(A run of records)
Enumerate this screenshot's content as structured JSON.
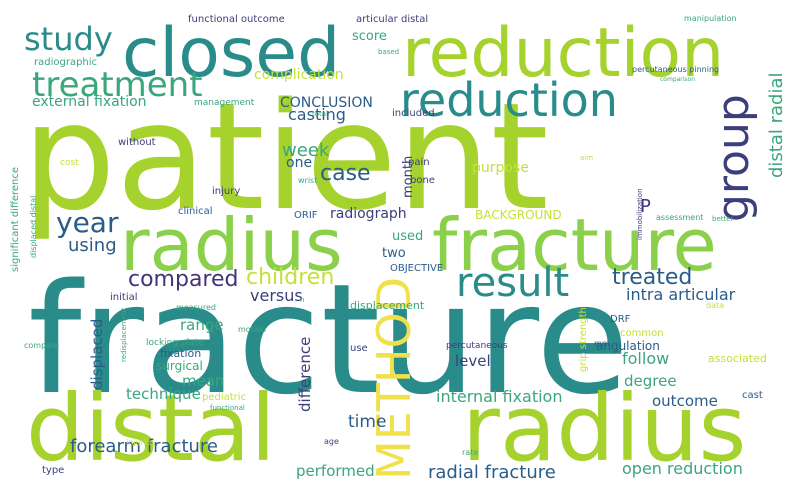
{
  "words": [
    {
      "text": "patient",
      "color": "#a6d22e"
    },
    {
      "text": "fracture",
      "color": "#2a8c8a"
    },
    {
      "text": "distal",
      "color": "#a6d22e"
    },
    {
      "text": "radius",
      "color": "#a6d22e"
    },
    {
      "text": "closed",
      "color": "#2a8c8a"
    },
    {
      "text": "reduction",
      "color": "#a6d22e"
    },
    {
      "text": "radius",
      "color": "#8bd04a"
    },
    {
      "text": "fracture",
      "color": "#8bd04a"
    },
    {
      "text": "reduction",
      "color": "#2a8c8a"
    },
    {
      "text": "result",
      "color": "#2a8c8a"
    },
    {
      "text": "METHOD",
      "color": "#f0e14a"
    },
    {
      "text": "group",
      "color": "#3b3f7a"
    },
    {
      "text": "treatment",
      "color": "#3aa67c"
    },
    {
      "text": "study",
      "color": "#2a8c8a"
    },
    {
      "text": "year",
      "color": "#2a5c8a"
    },
    {
      "text": "compared",
      "color": "#44337a"
    },
    {
      "text": "children",
      "color": "#c6e03a"
    },
    {
      "text": "treated",
      "color": "#2a5c8a"
    },
    {
      "text": "distal radial",
      "color": "#3aa67c"
    },
    {
      "text": "case",
      "color": "#2a5c8a"
    },
    {
      "text": "week",
      "color": "#3aa67c"
    },
    {
      "text": "casting",
      "color": "#2a5c8a"
    },
    {
      "text": "CONCLUSION",
      "color": "#2a5c8a"
    },
    {
      "text": "external fixation",
      "color": "#3aa67c"
    },
    {
      "text": "complication",
      "color": "#c6e03a"
    },
    {
      "text": "score",
      "color": "#3aa67c"
    },
    {
      "text": "radiograph",
      "color": "#3b3f7a"
    },
    {
      "text": "BACKGROUND",
      "color": "#c6e03a"
    },
    {
      "text": "purpose",
      "color": "#c6e03a"
    },
    {
      "text": "using",
      "color": "#2a5c8a"
    },
    {
      "text": "intra articular",
      "color": "#2a5c8a"
    },
    {
      "text": "versus",
      "color": "#3b3f7a"
    },
    {
      "text": "range",
      "color": "#3aa67c"
    },
    {
      "text": "displaced",
      "color": "#2a5c8a"
    },
    {
      "text": "mean",
      "color": "#3aa67c"
    },
    {
      "text": "technique",
      "color": "#3aa67c"
    },
    {
      "text": "difference",
      "color": "#3b3f7a"
    },
    {
      "text": "level",
      "color": "#3b3f7a"
    },
    {
      "text": "follow",
      "color": "#3aa67c"
    },
    {
      "text": "degree",
      "color": "#3aa67c"
    },
    {
      "text": "internal fixation",
      "color": "#3aa67c"
    },
    {
      "text": "outcome",
      "color": "#2a5c8a"
    },
    {
      "text": "time",
      "color": "#2a5c8a"
    },
    {
      "text": "forearm fracture",
      "color": "#2a5c8a"
    },
    {
      "text": "performed",
      "color": "#3aa67c"
    },
    {
      "text": "radial fracture",
      "color": "#2a5c8a"
    },
    {
      "text": "open reduction",
      "color": "#3aa67c"
    },
    {
      "text": "month",
      "color": "#3b3f7a"
    },
    {
      "text": "one",
      "color": "#2a5c8a"
    },
    {
      "text": "two",
      "color": "#2a5c8a"
    },
    {
      "text": "used",
      "color": "#3aa67c"
    },
    {
      "text": "P",
      "color": "#44337a"
    },
    {
      "text": "OBJECTIVE",
      "color": "#2a5c8a"
    },
    {
      "text": "displacement",
      "color": "#3aa67c"
    },
    {
      "text": "functional outcome",
      "color": "#3b3f7a"
    },
    {
      "text": "articular distal",
      "color": "#3b3f7a"
    },
    {
      "text": "radiographic",
      "color": "#3aa67c"
    },
    {
      "text": "based",
      "color": "#3aa67c"
    },
    {
      "text": "manipulation",
      "color": "#3aa67c"
    },
    {
      "text": "percutaneous pinning",
      "color": "#2a5c8a"
    },
    {
      "text": "comparison",
      "color": "#3aa67c"
    },
    {
      "text": "management",
      "color": "#3aa67c"
    },
    {
      "text": "total",
      "color": "#3aa67c"
    },
    {
      "text": "included",
      "color": "#3b3f7a"
    },
    {
      "text": "without",
      "color": "#3b3f7a"
    },
    {
      "text": "cost",
      "color": "#c6e03a"
    },
    {
      "text": "aim",
      "color": "#c6e03a"
    },
    {
      "text": "immobilization",
      "color": "#3b3f7a"
    },
    {
      "text": "pain",
      "color": "#3b3f7a"
    },
    {
      "text": "bone",
      "color": "#3b3f7a"
    },
    {
      "text": "wrist",
      "color": "#3aa67c"
    },
    {
      "text": "injury",
      "color": "#3b3f7a"
    },
    {
      "text": "clinical",
      "color": "#2a5c8a"
    },
    {
      "text": "ORIF",
      "color": "#2a5c8a"
    },
    {
      "text": "assessment",
      "color": "#3aa67c"
    },
    {
      "text": "better",
      "color": "#3aa67c"
    },
    {
      "text": "significant difference",
      "color": "#3aa67c"
    },
    {
      "text": "displaced distal",
      "color": "#3aa67c"
    },
    {
      "text": "initial",
      "color": "#3b3f7a"
    },
    {
      "text": "measured",
      "color": "#3aa67c"
    },
    {
      "text": "n",
      "color": "#3aa67c"
    },
    {
      "text": "data",
      "color": "#c6e03a"
    },
    {
      "text": "DRF",
      "color": "#2a5c8a"
    },
    {
      "text": "common",
      "color": "#c6e03a"
    },
    {
      "text": "mm",
      "color": "#2a5c8a"
    },
    {
      "text": "angulation",
      "color": "#2a5c8a"
    },
    {
      "text": "grip strength",
      "color": "#c6e03a"
    },
    {
      "text": "redisplacement",
      "color": "#3aa67c"
    },
    {
      "text": "compare",
      "color": "#3aa67c"
    },
    {
      "text": "locking plate",
      "color": "#3aa67c"
    },
    {
      "text": "motion",
      "color": "#3aa67c"
    },
    {
      "text": "percutaneous",
      "color": "#3b3f7a"
    },
    {
      "text": "fixation",
      "color": "#2a5c8a"
    },
    {
      "text": "surgical",
      "color": "#3aa67c"
    },
    {
      "text": "use",
      "color": "#3b3f7a"
    },
    {
      "text": "associated",
      "color": "#c6e03a"
    },
    {
      "text": "pediatric",
      "color": "#c6e03a"
    },
    {
      "text": "functional",
      "color": "#3aa67c"
    },
    {
      "text": "cast",
      "color": "#2a5c8a"
    },
    {
      "text": "injuries",
      "color": "#c6e03a"
    },
    {
      "text": "age",
      "color": "#3b3f7a"
    },
    {
      "text": "rate",
      "color": "#3aa67c"
    },
    {
      "text": "type",
      "color": "#3b3f7a"
    }
  ]
}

**What you are asked to do:**
Each line in the entries above that includes the string "fixation" should be extracted.

**Result for this exercise:**
      "text": "external fixation",
      "text": "internal fixation",
      "text": "fixation",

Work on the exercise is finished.